#### GIVEN ENTRIES

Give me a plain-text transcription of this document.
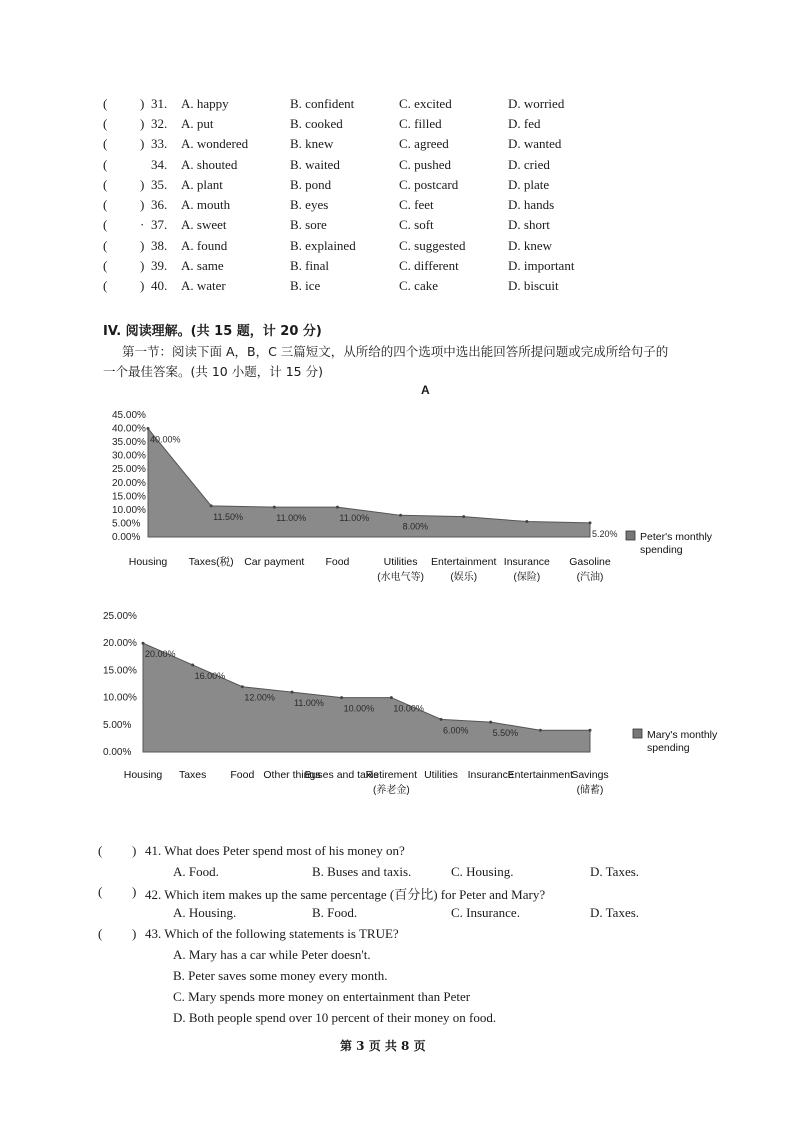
(	) 31. A. happy	B. confident	C. excited	D. worried
(	) 32. A. put	B. cooked	C. filled	D. fed
(	) 33. A. wondered	B. knew	C. agreed	D. wanted
(	34. A. shouted	B. waited	C. pushed	D. cried
(	) 35. A. plant	B. pond	C. postcard	D. plate
(	) 36. A. mouth	B. eyes	C. feet	D. hands
(	· 37. A. sweet	B. sore	C. soft	D. short
(	) 38. A. found	B. explained	C. suggested	D. knew
(	) 39. A. same	B. final	C. different	D. important
(	) 40. A. water	B. ice	C. cake	D. biscuit
IV. 阅读理解。(共 15 题，计 20 分)
第一节：阅读下面 A，B，C 三篇短文，从所给的四个选项中选出能回答所提问题或完成所给句子的
一个最佳答案。(共 10 小题，计 15 分)
A
45.00%
40.00%
35.00%
30.00%
25.00%
20.00%
15.00%
10.00%
5.00%
0.00%
40.00%
11.50%	11.00%	11.00%
8.00%
5.20%
Housing Taxes(税) Car payment Food	Utilities
(水电气等)
Entertainment
(娱乐)
Insurance
(保险)
Gasoline
(汽油)
Peter's monthly spending
25.00%
20.00%
15.00%
10.00%
5.00%
0.00%
20.00%
16.00%
12.00%
11.00%
10.00% 10.00%
6.00%	5.50%
Housing Taxes Food Other things
Buses and taxis
Retirement
(养老金)
Utilities Insurance
Entertainment
Savings
(储蓄)
Mary's monthly spending
( ) 41. What does Peter spend most of his money on?
A. Food.	B. Buses and taxis.	C. Housing.	D. Taxes.
( ) 42. Which item makes up the same percentage (百分比) for Peter and Mary?
A. Housing.	B. Food.	C. Insurance.	D. Taxes.
( ) 43. Which of the following statements is TRUE?
A. Mary has a car while Peter doesn't.
B. Peter saves some money every month.
C. Mary spends more money on entertainment than Peter
D. Both people spend over 10 percent of their money on food.
第 3 页 共 8 页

########

→ **SHORT PROBLEM**
From the entries above, pull out each line that includes "knew".

→ **FULL SOLUTION**
(	) 33. A. wondered	B. knew	C. agreed	D. wanted
(	) 38. A. found	B. explained	C. suggested	D. knew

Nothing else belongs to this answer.